▶ [Exercise goal] Reproduce every line of the listing below word for word.

▶ [Data rows]
━━━━

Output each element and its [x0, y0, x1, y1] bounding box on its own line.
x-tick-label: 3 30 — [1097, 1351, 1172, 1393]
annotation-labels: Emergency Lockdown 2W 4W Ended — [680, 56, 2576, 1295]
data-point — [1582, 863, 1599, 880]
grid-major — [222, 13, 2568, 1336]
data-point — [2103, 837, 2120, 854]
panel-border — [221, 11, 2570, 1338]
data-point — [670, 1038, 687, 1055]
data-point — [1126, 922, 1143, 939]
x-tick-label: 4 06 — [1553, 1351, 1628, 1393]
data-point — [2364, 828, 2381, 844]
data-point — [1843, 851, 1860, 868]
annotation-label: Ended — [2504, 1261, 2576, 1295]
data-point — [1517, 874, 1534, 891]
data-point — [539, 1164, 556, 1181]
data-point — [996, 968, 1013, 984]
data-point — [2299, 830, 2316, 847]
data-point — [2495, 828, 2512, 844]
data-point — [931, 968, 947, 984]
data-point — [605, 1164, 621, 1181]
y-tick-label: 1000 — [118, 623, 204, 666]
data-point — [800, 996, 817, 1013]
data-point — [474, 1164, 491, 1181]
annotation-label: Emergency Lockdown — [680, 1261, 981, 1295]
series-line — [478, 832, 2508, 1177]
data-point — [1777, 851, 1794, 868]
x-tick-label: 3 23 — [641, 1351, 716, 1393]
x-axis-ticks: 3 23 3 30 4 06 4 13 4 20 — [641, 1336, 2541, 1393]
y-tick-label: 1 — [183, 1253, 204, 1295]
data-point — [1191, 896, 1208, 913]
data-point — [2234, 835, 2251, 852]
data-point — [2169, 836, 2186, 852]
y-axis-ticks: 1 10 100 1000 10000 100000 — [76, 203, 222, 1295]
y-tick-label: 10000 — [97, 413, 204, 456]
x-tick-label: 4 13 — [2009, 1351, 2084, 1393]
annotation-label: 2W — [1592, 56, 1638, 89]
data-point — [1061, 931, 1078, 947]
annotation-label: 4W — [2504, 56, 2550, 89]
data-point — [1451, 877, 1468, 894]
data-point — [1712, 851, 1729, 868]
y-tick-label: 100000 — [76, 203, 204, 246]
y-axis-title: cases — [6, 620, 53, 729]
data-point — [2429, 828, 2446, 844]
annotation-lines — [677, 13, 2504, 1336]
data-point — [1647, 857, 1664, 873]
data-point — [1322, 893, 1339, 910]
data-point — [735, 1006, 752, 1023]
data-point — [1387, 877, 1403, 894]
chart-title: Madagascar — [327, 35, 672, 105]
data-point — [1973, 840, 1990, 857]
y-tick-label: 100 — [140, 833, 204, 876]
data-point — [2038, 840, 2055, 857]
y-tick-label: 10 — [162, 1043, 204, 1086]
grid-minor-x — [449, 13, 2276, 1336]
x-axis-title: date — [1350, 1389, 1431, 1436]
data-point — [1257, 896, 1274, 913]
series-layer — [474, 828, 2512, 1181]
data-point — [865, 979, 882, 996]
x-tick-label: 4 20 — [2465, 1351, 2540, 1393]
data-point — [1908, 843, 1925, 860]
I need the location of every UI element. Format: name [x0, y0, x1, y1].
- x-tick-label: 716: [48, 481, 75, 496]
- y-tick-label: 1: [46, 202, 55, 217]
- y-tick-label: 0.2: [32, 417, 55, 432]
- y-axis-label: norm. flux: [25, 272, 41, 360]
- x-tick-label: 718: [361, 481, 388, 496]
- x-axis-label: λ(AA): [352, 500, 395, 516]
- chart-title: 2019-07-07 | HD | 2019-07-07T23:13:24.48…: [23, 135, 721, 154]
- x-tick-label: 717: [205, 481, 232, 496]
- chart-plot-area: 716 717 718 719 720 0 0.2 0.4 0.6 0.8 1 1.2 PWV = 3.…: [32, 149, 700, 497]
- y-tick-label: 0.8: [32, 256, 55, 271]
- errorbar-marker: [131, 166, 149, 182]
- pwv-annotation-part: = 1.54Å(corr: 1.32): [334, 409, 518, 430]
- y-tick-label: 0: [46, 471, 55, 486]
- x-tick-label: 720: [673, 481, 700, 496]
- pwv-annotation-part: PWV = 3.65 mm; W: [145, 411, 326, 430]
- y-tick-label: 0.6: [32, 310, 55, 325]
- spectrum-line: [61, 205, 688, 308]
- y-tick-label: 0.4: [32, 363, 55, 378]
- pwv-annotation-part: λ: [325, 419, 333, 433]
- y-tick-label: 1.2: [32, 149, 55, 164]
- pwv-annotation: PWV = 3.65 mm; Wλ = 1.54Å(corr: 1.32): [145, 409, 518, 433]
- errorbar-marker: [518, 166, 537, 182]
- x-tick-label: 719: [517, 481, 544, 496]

━━━━

▶ [Written solution]
Output each element and its [x0, y0, x1, y1] bounding box on its own line.
x-tick-label: 3 30 — [1097, 1351, 1172, 1393]
annotation-labels: Emergency Lockdown 2W 4W Ended — [680, 56, 2576, 1295]
data-point — [1582, 863, 1599, 880]
grid-major — [222, 13, 2568, 1336]
data-point — [2103, 837, 2120, 854]
panel-border — [221, 11, 2570, 1338]
data-point — [670, 1038, 687, 1055]
data-point — [1126, 922, 1143, 939]
x-tick-label: 4 06 — [1553, 1351, 1628, 1393]
data-point — [2364, 828, 2381, 844]
data-point — [1843, 851, 1860, 868]
annotation-label: Ended — [2504, 1261, 2576, 1295]
data-point — [1517, 874, 1534, 891]
data-point — [539, 1164, 556, 1181]
data-point — [996, 968, 1013, 984]
data-point — [2299, 830, 2316, 847]
data-point — [2495, 828, 2512, 844]
data-point — [931, 968, 947, 984]
data-point — [605, 1164, 621, 1181]
y-tick-label: 1000 — [118, 623, 204, 666]
data-point — [800, 996, 817, 1013]
data-point — [474, 1164, 491, 1181]
annotation-label: Emergency Lockdown — [680, 1261, 981, 1295]
series-line — [478, 832, 2508, 1177]
data-point — [1777, 851, 1794, 868]
x-tick-label: 3 23 — [641, 1351, 716, 1393]
x-axis-ticks: 3 23 3 30 4 06 4 13 4 20 — [641, 1336, 2541, 1393]
y-tick-label: 1 — [183, 1253, 204, 1295]
data-point — [1191, 896, 1208, 913]
data-point — [2234, 835, 2251, 852]
data-point — [2169, 836, 2186, 852]
y-axis-ticks: 1 10 100 1000 10000 100000 — [76, 203, 222, 1295]
y-tick-label: 10000 — [97, 413, 204, 456]
x-tick-label: 4 13 — [2009, 1351, 2084, 1393]
annotation-label: 2W — [1592, 56, 1638, 89]
data-point — [1061, 931, 1078, 947]
annotation-label: 4W — [2504, 56, 2550, 89]
data-point — [1451, 877, 1468, 894]
data-point — [1712, 851, 1729, 868]
y-tick-label: 100000 — [76, 203, 204, 246]
y-axis-title: cases — [6, 620, 53, 729]
data-point — [2429, 828, 2446, 844]
annotation-lines — [677, 13, 2504, 1336]
data-point — [1647, 857, 1664, 873]
data-point — [1322, 893, 1339, 910]
data-point — [735, 1006, 752, 1023]
data-point — [1387, 877, 1403, 894]
chart-title: Madagascar — [327, 35, 672, 105]
data-point — [1973, 840, 1990, 857]
y-tick-label: 100 — [140, 833, 204, 876]
data-point — [2038, 840, 2055, 857]
y-tick-label: 10 — [162, 1043, 204, 1086]
grid-minor-x — [449, 13, 2276, 1336]
x-axis-title: date — [1350, 1389, 1431, 1436]
data-point — [1257, 896, 1274, 913]
series-layer — [474, 828, 2512, 1181]
data-point — [865, 979, 882, 996]
x-tick-label: 4 20 — [2465, 1351, 2540, 1393]
data-point — [1908, 843, 1925, 860]
I need the location of every UI element. Format: name [x0, y0, x1, y1].
- x-tick-label: 716: [48, 481, 75, 496]
- y-tick-label: 1: [46, 202, 55, 217]
- y-tick-label: 0.2: [32, 417, 55, 432]
- y-axis-label: norm. flux: [25, 272, 41, 360]
- x-tick-label: 718: [361, 481, 388, 496]
- x-axis-label: λ(AA): [352, 500, 395, 516]
- chart-title: 2019-07-07 | HD | 2019-07-07T23:13:24.48…: [23, 135, 721, 154]
- x-tick-label: 717: [205, 481, 232, 496]
- chart-plot-area: 716 717 718 719 720 0 0.2 0.4 0.6 0.8 1 1.2 PWV = 3.…: [32, 149, 700, 497]
- y-tick-label: 0.8: [32, 256, 55, 271]
- errorbar-marker: [131, 166, 149, 182]
- pwv-annotation-part: = 1.54Å(corr: 1.32): [334, 409, 518, 430]
- y-tick-label: 0: [46, 471, 55, 486]
- x-tick-label: 720: [673, 481, 700, 496]
- pwv-annotation-part: PWV = 3.65 mm; W: [145, 411, 326, 430]
- y-tick-label: 0.6: [32, 310, 55, 325]
- spectrum-line: [61, 205, 688, 308]
- y-tick-label: 0.4: [32, 363, 55, 378]
- pwv-annotation-part: λ: [325, 419, 333, 433]
- y-tick-label: 1.2: [32, 149, 55, 164]
- pwv-annotation: PWV = 3.65 mm; Wλ = 1.54Å(corr: 1.32): [145, 409, 518, 433]
- errorbar-marker: [518, 166, 537, 182]
- x-tick-label: 719: [517, 481, 544, 496]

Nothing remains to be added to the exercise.